TASK DESCRIPTION. Repeat every entry word for word, but leave the images out of your copy.

DATA FOR THE TASK.
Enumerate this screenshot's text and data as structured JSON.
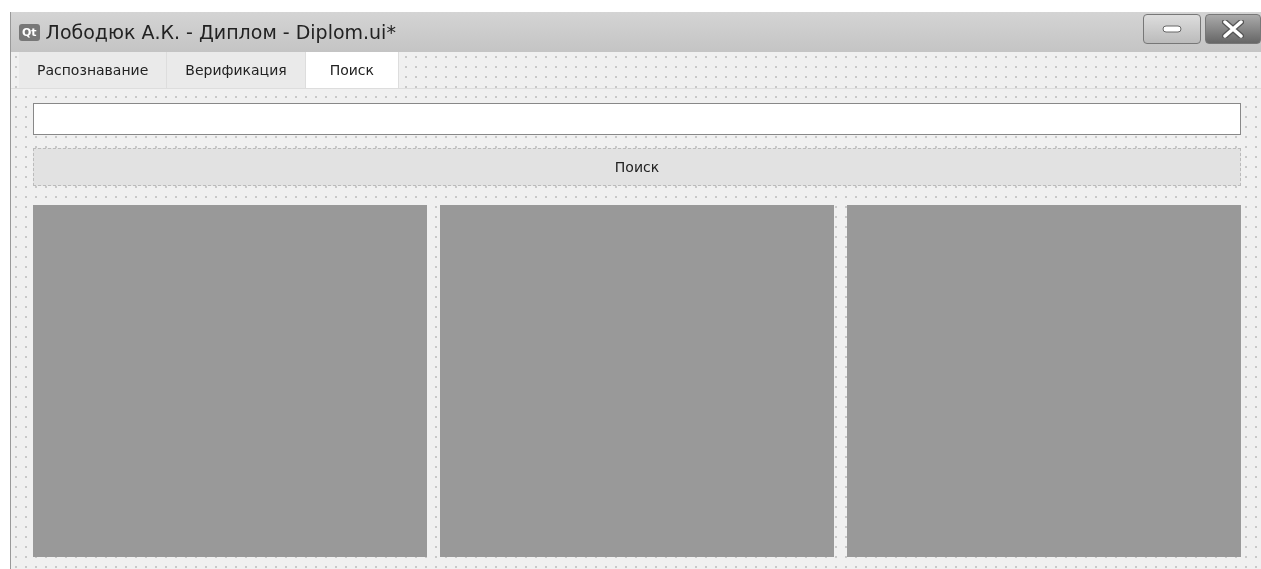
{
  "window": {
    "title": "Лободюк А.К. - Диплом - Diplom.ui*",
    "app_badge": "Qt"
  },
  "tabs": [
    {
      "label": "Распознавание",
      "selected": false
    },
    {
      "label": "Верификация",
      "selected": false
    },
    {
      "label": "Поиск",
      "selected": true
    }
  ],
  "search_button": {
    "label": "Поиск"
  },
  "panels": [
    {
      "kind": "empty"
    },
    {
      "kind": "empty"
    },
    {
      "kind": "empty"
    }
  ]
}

ANSWER FOR THIS EXERCISE.
Enumerate this screenshot's text and data as structured JSON.
{
  "window": {
    "title": "Лободюк А.К. - Диплом - Diplom.ui*",
    "app_badge": "Qt"
  },
  "tabs": [
    {
      "label": "Распознавание",
      "selected": false
    },
    {
      "label": "Верификация",
      "selected": false
    },
    {
      "label": "Поиск",
      "selected": true
    }
  ],
  "search_button": {
    "label": "Поиск"
  },
  "panels": [
    {
      "kind": "empty"
    },
    {
      "kind": "empty"
    },
    {
      "kind": "empty"
    }
  ]
}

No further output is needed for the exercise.